§ **WORK REQUIRED**
Reproduce the listing verbatim.

(Excerpt from a dataset)
** begin **
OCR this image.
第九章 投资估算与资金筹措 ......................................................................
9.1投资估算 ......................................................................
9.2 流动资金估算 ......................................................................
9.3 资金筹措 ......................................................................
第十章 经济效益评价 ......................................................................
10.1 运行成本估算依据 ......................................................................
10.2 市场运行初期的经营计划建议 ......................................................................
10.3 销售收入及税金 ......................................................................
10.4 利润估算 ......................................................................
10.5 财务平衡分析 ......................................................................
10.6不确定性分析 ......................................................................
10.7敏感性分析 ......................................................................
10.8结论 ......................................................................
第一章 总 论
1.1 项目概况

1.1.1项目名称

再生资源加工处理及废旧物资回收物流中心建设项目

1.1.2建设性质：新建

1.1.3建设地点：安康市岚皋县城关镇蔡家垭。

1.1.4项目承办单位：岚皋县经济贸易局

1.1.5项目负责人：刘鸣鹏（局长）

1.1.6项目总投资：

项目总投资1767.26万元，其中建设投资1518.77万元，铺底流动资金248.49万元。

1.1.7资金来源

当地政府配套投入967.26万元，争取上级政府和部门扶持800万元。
** end **
§ **RESPONSE BELOW**
OCR this image.
第九章 投资估算与资金筹措 ......................................................................
9.1投资估算 ......................................................................
9.2 流动资金估算 ......................................................................
9.3 资金筹措 ......................................................................
第十章 经济效益评价 ......................................................................
10.1 运行成本估算依据 ......................................................................
10.2 市场运行初期的经营计划建议 ......................................................................
10.3 销售收入及税金 ......................................................................
10.4 利润估算 ......................................................................
10.5 财务平衡分析 ......................................................................
10.6不确定性分析 ......................................................................
10.7敏感性分析 ......................................................................
10.8结论 ......................................................................
第一章 总 论
1.1 项目概况

1.1.1项目名称

再生资源加工处理及废旧物资回收物流中心建设项目

1.1.2建设性质：新建

1.1.3建设地点：安康市岚皋县城关镇蔡家垭。

1.1.4项目承办单位：岚皋县经济贸易局

1.1.5项目负责人：刘鸣鹏（局长）

1.1.6项目总投资：

项目总投资1767.26万元，其中建设投资1518.77万元，铺底流动资金248.49万元。

1.1.7资金来源

当地政府配套投入967.26万元，争取上级政府和部门扶持800万元。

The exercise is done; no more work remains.